Data entries

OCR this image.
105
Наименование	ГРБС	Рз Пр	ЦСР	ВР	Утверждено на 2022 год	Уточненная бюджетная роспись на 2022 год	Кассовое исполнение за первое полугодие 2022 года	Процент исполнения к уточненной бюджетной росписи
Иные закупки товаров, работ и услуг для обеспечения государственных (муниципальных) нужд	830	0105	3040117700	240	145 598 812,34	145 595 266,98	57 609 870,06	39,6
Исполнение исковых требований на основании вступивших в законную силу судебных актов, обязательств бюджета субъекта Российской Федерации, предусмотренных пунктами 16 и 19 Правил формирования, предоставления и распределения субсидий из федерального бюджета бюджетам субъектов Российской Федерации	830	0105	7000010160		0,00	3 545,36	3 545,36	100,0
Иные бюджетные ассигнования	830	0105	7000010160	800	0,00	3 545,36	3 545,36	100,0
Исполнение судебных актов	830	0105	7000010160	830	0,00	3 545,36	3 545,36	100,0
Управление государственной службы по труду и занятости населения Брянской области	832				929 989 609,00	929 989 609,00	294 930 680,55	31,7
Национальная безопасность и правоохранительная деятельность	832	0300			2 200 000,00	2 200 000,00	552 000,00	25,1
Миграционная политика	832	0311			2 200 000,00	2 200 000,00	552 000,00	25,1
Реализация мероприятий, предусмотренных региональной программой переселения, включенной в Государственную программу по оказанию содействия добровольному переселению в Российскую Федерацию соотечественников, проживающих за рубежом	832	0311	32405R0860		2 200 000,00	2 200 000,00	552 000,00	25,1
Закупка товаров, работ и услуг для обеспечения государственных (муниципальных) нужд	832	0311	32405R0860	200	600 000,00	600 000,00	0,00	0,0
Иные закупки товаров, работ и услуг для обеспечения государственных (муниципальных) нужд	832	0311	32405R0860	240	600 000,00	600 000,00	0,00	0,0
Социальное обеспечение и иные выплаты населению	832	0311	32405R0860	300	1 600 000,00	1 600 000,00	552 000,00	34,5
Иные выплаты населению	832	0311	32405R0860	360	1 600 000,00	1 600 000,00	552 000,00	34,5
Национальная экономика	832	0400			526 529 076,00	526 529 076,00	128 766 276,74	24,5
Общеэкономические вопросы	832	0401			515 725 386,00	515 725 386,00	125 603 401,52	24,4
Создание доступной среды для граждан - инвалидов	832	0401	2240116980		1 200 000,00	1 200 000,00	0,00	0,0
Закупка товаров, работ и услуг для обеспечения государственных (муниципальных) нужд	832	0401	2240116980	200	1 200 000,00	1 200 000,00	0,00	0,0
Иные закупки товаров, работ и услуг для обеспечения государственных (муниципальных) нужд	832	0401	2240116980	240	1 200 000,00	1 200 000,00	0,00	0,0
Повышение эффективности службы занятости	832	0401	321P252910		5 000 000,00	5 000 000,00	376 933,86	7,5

■ **Task details**
Looking at the data above, show all lines where the word "закупки" occurs.

■ **The solution**
Иные закупки товаров, работ и услуг для обеспечения государственных (муниципальных) нужд	830	0105	3040117700	240	145 598 812,34	145 595 266,98	57 609 870,06	39,6
Иные закупки товаров, работ и услуг для обеспечения государственных (муниципальных) нужд	832	0311	32405R0860	240	600 000,00	600 000,00	0,00	0,0
Иные закупки товаров, работ и услуг для обеспечения государственных (муниципальных) нужд	832	0401	2240116980	240	1 200 000,00	1 200 000,00	0,00	0,0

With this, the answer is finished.